### What you are asked to do
Every entry must be copied word for word.

### Provided entries
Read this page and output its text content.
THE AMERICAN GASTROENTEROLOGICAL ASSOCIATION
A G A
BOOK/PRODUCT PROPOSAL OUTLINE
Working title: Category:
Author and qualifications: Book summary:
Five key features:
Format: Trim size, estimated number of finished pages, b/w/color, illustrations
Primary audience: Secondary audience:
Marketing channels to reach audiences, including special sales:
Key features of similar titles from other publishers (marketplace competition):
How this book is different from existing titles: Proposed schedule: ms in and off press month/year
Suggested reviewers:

### Right answer
Read this page and output its text content.
THE AMERICAN GASTROENTEROLOGICAL ASSOCIATION
A G A
BOOK/PRODUCT PROPOSAL OUTLINE
Working title: Category:
Author and qualifications: Book summary:
Five key features:
Format: Trim size, estimated number of finished pages, b/w/color, illustrations
Primary audience: Secondary audience:
Marketing channels to reach audiences, including special sales:
Key features of similar titles from other publishers (marketplace competition):
How this book is different from existing titles: Proposed schedule: ms in and off press month/year
Suggested reviewers:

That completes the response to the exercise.